[What to produce]
Copy out the listing from its very first line down through the line containing "choice-4[interactable] [857,867,1204,907]", keeping both ends and changing nothing.
○ ○ ○ ○ ○
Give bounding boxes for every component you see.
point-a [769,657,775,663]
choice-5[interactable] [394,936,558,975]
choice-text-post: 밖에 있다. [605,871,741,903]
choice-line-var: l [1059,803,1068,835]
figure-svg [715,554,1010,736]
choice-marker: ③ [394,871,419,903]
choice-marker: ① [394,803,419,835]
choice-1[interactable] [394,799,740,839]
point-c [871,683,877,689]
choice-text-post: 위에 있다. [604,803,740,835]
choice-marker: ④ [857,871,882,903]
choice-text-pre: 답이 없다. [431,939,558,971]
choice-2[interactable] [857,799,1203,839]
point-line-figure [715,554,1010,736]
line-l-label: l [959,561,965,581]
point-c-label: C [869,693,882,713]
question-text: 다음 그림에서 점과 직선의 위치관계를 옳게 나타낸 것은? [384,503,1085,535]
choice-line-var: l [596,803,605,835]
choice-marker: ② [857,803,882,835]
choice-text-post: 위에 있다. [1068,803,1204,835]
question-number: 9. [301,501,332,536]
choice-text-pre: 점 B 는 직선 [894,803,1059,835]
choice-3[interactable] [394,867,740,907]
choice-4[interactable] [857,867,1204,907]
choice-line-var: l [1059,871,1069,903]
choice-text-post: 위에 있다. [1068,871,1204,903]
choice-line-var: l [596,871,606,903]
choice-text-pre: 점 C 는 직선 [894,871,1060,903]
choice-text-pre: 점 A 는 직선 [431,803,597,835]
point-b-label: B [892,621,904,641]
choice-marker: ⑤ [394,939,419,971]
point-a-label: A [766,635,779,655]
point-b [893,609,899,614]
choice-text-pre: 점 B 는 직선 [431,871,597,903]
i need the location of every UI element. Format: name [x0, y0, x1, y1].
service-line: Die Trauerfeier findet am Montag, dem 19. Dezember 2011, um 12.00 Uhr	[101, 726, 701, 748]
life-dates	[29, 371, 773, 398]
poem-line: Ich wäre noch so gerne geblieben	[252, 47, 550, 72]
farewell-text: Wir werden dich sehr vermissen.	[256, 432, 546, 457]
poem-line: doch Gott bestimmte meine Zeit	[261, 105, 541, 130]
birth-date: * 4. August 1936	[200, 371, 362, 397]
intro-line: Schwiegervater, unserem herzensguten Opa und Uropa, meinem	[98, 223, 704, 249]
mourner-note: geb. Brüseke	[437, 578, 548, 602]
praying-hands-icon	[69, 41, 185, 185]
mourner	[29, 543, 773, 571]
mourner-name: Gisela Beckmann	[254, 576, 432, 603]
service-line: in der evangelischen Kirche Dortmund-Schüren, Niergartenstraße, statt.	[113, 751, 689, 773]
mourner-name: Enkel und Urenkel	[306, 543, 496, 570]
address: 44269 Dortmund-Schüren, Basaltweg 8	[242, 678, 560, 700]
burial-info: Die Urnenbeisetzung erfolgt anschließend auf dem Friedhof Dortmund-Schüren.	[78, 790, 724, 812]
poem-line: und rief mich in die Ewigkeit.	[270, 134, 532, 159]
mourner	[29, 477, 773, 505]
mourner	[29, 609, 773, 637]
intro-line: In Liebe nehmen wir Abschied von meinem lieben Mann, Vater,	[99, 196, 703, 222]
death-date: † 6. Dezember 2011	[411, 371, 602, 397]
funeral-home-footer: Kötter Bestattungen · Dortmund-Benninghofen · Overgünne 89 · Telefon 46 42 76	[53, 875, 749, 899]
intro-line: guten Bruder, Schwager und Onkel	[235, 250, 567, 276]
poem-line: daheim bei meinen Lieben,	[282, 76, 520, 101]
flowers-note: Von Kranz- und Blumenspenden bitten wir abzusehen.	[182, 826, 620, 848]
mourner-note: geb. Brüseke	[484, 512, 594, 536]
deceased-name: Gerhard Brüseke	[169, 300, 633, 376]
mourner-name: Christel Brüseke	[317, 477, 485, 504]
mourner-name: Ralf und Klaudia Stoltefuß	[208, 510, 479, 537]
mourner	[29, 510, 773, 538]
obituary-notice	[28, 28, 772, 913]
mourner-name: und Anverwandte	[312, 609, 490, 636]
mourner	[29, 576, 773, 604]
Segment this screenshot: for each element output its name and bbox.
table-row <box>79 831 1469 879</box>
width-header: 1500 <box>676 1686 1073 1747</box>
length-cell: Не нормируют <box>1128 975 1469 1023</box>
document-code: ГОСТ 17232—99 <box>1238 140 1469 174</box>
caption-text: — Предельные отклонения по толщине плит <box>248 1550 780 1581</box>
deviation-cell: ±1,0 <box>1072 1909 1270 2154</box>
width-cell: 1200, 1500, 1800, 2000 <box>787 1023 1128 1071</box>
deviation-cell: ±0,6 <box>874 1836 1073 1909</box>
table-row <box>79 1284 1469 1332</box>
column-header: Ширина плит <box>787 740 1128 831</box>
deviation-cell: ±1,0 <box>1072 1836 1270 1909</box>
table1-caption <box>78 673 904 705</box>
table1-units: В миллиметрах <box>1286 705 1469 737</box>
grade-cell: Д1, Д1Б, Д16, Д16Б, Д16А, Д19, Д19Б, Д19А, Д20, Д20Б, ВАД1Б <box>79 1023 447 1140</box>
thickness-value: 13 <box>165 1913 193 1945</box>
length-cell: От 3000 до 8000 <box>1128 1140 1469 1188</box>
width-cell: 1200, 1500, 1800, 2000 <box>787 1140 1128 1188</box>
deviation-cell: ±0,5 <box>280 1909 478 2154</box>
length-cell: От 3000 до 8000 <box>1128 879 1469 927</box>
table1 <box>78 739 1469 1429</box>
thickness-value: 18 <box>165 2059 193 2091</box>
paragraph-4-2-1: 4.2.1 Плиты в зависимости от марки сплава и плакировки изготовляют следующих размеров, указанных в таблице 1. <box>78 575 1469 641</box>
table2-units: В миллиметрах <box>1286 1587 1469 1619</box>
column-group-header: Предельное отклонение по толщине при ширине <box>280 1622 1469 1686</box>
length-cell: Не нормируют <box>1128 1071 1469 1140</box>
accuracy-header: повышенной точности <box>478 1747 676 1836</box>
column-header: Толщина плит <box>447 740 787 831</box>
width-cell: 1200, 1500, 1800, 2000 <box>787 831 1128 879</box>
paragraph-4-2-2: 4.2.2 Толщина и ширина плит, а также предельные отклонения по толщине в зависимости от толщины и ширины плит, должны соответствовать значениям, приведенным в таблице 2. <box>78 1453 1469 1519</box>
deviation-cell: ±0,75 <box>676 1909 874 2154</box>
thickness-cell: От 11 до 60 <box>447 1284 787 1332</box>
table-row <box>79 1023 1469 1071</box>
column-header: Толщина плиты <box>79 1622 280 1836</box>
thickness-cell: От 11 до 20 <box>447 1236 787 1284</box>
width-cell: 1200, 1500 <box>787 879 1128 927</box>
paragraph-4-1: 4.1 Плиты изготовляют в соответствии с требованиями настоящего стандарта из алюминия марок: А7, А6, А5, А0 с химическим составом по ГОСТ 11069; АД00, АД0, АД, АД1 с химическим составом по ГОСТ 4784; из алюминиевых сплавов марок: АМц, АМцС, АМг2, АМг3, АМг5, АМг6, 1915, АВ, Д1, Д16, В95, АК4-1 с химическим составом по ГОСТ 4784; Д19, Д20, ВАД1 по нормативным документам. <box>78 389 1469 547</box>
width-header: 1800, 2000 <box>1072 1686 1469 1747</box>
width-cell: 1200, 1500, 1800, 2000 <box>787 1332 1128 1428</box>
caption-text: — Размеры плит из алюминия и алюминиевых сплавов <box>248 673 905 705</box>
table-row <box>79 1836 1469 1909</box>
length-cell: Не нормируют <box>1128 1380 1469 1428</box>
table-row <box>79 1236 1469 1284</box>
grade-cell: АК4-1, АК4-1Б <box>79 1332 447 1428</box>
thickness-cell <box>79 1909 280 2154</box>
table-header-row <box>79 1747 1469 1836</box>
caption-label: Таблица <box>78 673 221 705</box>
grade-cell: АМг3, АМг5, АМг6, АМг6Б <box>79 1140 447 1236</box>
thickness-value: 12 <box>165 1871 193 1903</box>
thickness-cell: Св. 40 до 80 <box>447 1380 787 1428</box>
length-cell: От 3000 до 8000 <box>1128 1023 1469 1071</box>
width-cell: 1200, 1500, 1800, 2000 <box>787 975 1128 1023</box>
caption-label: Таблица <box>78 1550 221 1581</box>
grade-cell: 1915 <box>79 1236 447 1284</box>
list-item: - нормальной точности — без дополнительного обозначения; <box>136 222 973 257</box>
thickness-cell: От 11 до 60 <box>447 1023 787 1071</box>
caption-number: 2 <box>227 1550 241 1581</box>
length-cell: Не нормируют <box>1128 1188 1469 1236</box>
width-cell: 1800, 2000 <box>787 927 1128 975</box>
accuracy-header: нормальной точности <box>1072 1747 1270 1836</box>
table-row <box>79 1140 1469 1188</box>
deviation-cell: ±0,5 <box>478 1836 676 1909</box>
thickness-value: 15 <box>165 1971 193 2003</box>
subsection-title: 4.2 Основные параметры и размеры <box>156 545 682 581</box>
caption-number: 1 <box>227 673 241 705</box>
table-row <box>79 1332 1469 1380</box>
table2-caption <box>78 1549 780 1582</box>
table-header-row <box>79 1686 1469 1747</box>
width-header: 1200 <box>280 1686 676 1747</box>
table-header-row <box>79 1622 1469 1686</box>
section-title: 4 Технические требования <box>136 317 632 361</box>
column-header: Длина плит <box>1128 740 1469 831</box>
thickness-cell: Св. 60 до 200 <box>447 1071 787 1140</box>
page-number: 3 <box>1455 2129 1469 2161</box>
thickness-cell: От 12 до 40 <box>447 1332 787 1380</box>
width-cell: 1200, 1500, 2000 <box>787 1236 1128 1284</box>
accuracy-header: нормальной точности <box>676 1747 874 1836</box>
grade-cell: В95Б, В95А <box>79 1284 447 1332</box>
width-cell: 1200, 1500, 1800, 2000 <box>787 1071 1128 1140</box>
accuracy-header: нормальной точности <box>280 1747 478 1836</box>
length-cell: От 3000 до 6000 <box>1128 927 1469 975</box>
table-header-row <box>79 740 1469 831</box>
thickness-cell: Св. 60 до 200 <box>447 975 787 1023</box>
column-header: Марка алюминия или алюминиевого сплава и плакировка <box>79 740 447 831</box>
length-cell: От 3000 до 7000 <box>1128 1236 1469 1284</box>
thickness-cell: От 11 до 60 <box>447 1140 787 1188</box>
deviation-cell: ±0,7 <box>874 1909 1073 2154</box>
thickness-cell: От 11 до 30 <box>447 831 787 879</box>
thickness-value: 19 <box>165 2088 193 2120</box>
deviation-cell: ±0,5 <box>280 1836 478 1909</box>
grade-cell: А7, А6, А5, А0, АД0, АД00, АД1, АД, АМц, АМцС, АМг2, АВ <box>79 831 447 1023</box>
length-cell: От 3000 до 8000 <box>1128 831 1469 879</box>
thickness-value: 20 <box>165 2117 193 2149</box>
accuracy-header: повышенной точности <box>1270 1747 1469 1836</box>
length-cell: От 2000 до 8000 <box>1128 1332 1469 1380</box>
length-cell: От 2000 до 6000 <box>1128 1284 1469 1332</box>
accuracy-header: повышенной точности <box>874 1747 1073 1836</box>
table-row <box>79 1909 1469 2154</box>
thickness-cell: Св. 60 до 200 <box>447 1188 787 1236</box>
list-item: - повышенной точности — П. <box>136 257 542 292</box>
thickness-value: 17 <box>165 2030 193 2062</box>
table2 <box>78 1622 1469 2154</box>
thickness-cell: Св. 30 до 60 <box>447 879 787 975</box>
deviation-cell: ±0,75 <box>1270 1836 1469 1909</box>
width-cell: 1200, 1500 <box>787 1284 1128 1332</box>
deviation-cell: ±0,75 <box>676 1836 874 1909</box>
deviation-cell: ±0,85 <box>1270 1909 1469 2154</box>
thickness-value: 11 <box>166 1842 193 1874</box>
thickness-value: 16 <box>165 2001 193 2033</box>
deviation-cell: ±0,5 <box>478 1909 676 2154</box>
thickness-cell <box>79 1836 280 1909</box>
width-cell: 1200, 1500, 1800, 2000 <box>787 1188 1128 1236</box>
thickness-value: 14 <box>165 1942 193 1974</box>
○ ○ ○ ○ ○
[Answer to this task]
Give bounding boxes for every component you see.
point-a [769,657,775,663]
choice-5[interactable] [394,936,558,975]
choice-text-post: 밖에 있다. [605,871,741,903]
choice-line-var: l [1059,803,1068,835]
figure-svg [715,554,1010,736]
choice-marker: ③ [394,871,419,903]
choice-marker: ① [394,803,419,835]
choice-1[interactable] [394,799,740,839]
point-c [871,683,877,689]
choice-text-post: 위에 있다. [604,803,740,835]
choice-marker: ④ [857,871,882,903]
choice-text-pre: 답이 없다. [431,939,558,971]
choice-2[interactable] [857,799,1203,839]
point-line-figure [715,554,1010,736]
line-l-label: l [959,561,965,581]
point-c-label: C [869,693,882,713]
question-text: 다음 그림에서 점과 직선의 위치관계를 옳게 나타낸 것은? [384,503,1085,535]
choice-line-var: l [596,803,605,835]
choice-marker: ② [857,803,882,835]
choice-text-post: 위에 있다. [1068,803,1204,835]
question-number: 9. [301,501,332,536]
choice-text-pre: 점 B 는 직선 [894,803,1059,835]
choice-3[interactable] [394,867,740,907]
choice-4[interactable] [857,867,1204,907]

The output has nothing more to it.